» **GIVEN EXERCISE**: Select from the records below every line that has the word "Кенин" in it.

● ● ●

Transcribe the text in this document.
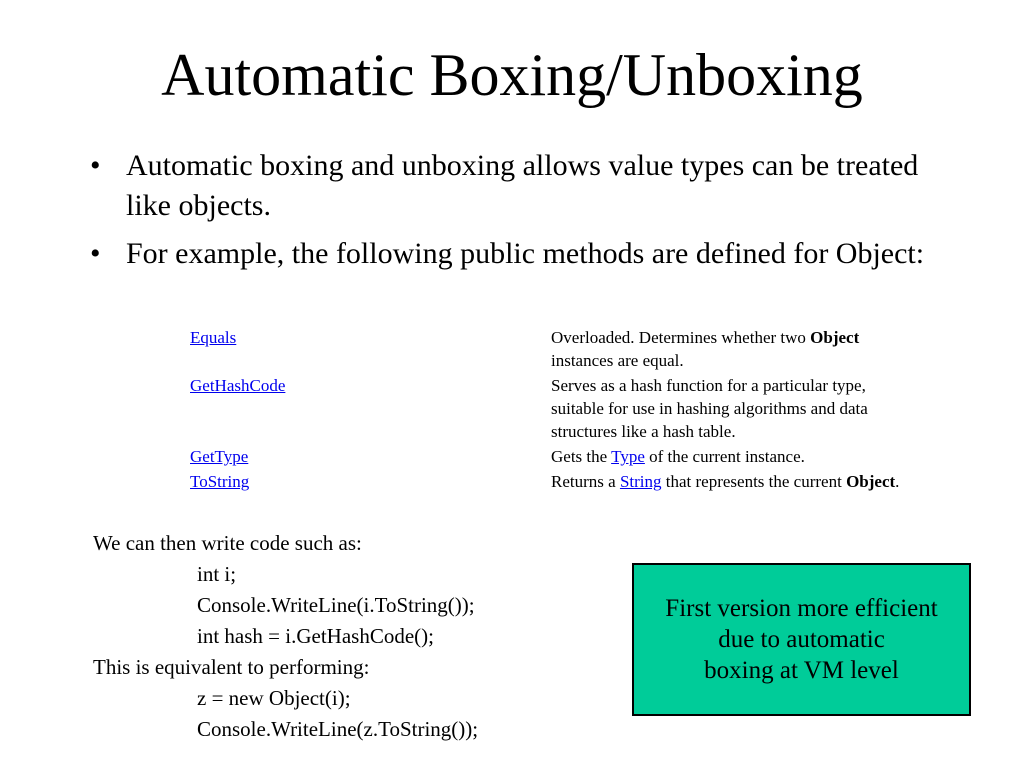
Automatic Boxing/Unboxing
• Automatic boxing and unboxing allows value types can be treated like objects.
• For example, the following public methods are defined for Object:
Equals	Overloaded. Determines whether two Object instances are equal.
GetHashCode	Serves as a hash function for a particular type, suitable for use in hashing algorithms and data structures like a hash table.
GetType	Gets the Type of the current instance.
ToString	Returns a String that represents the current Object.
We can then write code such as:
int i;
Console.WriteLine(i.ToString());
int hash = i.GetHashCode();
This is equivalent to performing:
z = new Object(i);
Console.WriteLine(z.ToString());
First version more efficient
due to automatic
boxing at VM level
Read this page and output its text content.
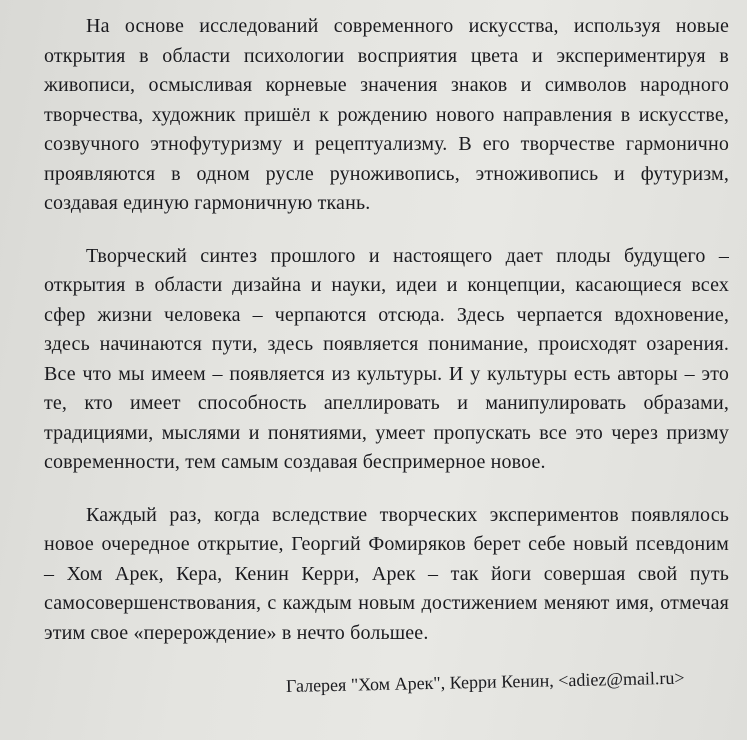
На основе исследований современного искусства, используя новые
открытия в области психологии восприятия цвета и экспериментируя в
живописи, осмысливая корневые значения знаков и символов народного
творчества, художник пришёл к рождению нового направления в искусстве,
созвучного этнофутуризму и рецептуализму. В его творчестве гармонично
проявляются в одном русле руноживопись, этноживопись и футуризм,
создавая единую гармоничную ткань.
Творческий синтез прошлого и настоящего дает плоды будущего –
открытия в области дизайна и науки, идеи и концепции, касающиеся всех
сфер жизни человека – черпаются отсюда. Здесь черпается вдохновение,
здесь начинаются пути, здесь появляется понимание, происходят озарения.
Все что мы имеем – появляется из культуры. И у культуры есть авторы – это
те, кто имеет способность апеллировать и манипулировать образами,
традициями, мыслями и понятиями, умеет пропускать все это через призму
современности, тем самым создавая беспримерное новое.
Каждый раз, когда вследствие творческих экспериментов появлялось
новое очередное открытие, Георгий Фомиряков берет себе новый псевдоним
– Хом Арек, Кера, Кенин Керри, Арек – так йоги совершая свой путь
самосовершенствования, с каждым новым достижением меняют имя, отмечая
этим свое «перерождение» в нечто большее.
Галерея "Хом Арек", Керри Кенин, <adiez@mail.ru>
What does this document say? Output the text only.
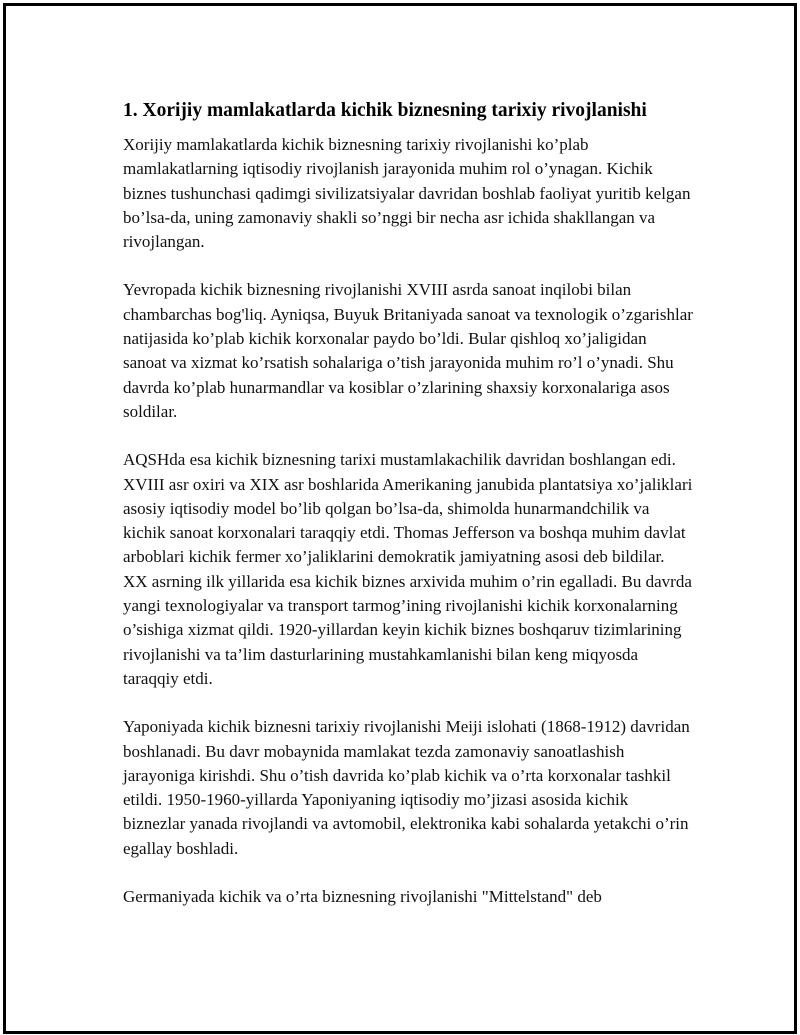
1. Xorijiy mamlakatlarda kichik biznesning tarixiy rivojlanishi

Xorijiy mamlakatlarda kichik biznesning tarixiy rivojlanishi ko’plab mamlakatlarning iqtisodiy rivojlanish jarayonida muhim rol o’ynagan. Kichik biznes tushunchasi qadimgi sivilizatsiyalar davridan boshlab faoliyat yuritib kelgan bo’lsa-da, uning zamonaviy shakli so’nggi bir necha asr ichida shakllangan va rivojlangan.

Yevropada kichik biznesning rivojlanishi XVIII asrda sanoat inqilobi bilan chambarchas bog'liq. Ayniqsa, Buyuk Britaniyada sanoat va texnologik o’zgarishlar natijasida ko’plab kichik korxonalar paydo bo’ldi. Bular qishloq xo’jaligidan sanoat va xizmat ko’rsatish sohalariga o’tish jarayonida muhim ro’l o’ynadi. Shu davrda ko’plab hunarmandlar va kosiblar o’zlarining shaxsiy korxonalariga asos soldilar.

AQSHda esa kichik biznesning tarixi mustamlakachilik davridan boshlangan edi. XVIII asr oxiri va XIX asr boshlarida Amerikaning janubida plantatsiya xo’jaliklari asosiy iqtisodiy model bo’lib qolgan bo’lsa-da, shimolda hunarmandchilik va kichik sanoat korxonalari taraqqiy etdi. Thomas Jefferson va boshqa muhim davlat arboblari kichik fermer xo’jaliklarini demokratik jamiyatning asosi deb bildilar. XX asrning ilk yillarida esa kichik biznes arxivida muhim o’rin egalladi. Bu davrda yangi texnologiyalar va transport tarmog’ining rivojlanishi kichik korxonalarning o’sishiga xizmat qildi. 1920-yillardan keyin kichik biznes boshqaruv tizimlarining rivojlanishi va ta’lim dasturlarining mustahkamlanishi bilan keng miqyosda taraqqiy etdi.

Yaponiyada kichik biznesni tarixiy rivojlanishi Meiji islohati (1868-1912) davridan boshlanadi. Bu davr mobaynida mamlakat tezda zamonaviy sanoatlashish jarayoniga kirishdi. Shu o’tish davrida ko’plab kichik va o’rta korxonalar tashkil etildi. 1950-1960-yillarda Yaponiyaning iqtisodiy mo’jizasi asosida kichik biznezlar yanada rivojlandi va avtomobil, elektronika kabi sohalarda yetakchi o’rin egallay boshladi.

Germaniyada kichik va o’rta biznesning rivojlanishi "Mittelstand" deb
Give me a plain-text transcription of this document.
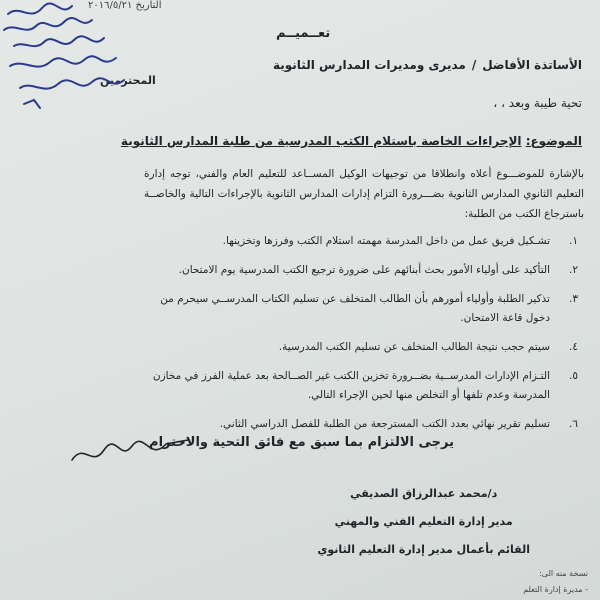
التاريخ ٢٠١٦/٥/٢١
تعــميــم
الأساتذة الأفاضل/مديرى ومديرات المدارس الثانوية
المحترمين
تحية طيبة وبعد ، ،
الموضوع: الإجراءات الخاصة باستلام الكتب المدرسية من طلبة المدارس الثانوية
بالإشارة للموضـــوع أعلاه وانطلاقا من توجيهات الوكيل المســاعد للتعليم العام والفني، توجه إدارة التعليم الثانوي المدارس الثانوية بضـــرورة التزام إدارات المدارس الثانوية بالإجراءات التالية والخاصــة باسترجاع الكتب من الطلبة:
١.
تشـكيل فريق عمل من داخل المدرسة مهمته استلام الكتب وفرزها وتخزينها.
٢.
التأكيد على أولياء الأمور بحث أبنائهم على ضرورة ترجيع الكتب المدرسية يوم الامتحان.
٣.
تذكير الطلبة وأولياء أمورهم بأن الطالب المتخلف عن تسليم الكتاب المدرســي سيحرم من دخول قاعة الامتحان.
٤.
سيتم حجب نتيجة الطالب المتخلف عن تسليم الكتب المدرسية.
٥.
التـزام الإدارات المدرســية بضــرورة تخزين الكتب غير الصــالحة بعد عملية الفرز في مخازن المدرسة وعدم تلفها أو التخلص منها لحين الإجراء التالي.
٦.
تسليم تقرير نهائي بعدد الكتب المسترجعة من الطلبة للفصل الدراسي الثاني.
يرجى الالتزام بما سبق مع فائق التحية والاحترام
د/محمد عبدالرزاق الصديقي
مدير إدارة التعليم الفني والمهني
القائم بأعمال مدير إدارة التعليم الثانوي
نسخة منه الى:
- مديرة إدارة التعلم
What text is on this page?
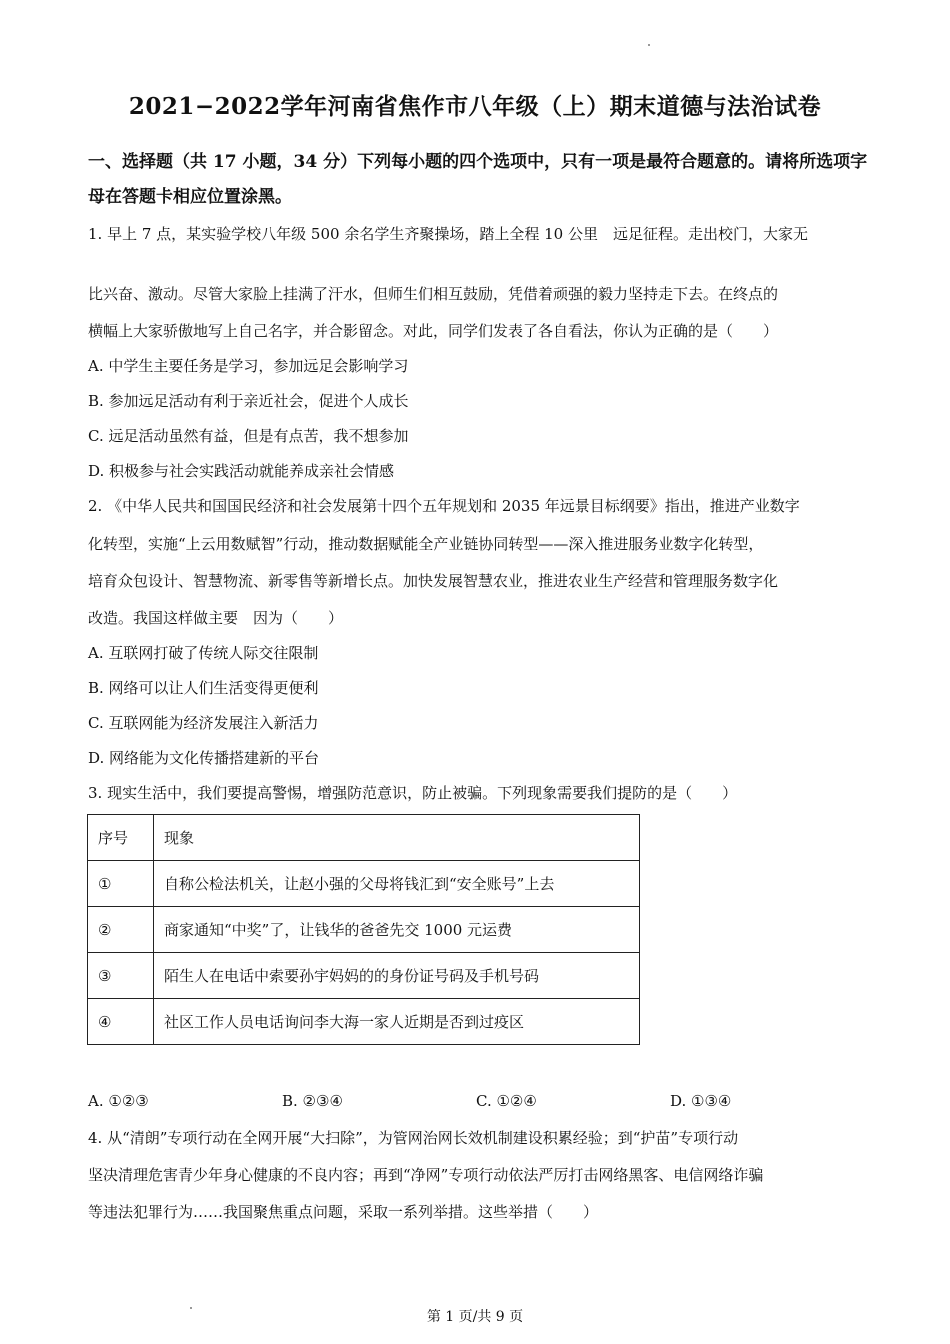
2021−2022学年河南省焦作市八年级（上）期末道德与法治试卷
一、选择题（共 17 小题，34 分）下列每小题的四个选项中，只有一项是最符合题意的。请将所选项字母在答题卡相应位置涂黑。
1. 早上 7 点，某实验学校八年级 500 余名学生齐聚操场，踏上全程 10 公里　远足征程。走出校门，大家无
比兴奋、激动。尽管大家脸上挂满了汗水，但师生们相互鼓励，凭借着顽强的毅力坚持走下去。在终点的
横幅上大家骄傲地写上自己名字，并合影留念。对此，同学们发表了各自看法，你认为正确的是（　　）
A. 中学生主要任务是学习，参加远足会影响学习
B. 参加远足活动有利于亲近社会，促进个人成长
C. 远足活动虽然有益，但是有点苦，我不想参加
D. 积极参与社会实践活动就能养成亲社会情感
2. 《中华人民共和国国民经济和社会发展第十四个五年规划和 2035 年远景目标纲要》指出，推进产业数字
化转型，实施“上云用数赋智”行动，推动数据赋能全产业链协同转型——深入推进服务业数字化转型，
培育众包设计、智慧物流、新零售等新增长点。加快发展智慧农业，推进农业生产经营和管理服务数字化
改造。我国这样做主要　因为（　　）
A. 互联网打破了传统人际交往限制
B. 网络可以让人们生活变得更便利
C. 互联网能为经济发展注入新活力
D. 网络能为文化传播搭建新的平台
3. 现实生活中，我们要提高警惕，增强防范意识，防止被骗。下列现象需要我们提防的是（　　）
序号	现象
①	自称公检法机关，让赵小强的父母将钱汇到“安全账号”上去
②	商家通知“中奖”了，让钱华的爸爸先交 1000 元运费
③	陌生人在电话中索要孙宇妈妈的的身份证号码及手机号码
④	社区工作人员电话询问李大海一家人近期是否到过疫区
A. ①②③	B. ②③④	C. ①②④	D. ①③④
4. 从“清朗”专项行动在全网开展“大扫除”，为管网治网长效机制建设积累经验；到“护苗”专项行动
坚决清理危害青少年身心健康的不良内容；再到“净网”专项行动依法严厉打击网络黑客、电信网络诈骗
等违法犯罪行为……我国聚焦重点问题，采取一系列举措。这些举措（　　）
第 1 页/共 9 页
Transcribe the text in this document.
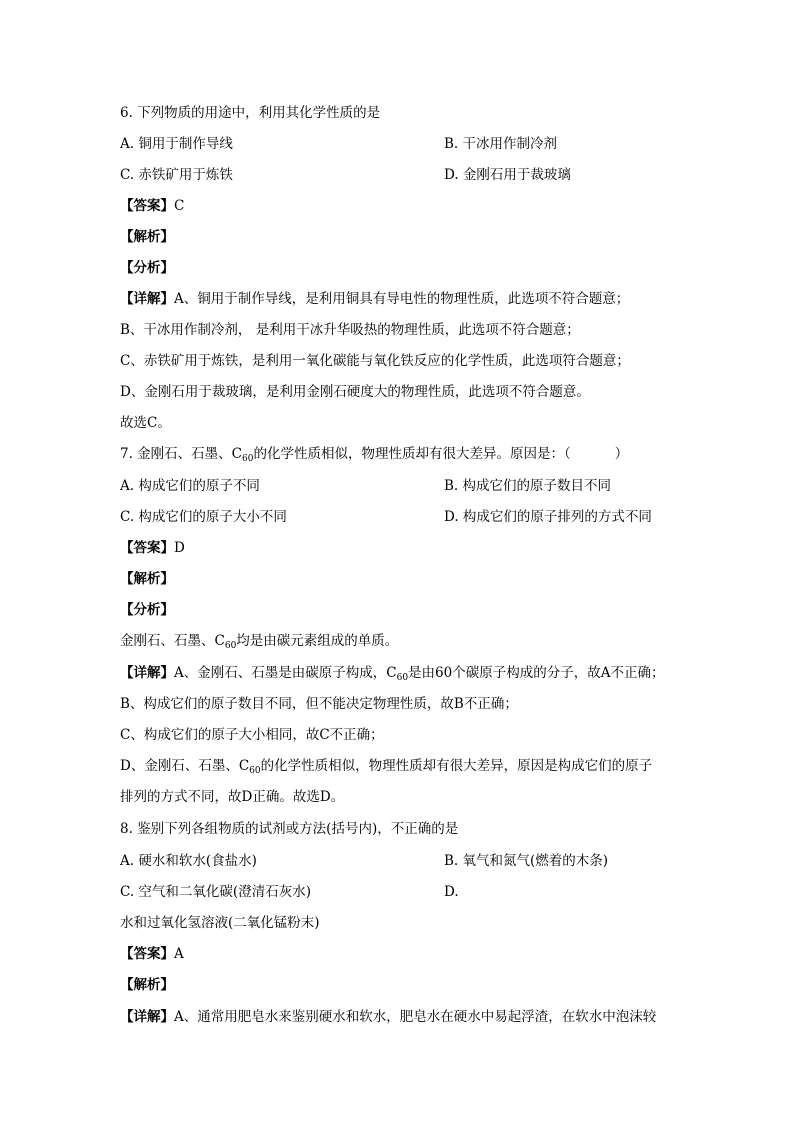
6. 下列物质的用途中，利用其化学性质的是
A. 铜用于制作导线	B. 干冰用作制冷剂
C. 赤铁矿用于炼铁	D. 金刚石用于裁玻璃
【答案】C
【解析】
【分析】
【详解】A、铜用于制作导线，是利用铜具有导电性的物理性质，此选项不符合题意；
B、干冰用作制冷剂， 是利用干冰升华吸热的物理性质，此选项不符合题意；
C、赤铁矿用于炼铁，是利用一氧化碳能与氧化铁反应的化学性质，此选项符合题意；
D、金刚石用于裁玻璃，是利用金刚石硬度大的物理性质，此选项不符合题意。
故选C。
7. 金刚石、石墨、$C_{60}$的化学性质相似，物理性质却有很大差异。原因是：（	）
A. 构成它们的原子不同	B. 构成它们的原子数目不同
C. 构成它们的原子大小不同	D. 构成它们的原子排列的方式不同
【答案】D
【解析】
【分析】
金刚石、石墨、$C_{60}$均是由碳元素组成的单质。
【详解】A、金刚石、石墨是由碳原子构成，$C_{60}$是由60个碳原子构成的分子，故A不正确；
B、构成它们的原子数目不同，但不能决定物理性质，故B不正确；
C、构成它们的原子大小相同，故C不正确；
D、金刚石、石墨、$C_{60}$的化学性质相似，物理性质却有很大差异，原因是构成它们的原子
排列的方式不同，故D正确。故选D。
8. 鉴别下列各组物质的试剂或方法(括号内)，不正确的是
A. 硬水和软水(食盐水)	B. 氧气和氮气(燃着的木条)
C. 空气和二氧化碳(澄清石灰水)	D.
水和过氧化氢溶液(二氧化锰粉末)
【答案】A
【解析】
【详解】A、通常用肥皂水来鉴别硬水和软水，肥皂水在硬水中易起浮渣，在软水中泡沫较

● ● ●

» **SOLUTION TO THIS EXERCISE**:
– Хом Арек, Кера, Кенин Керри, Арек – так йоги совершая свой путь
Галерея "Хом Арек", Керри Кенин, <adiez@mail.ru>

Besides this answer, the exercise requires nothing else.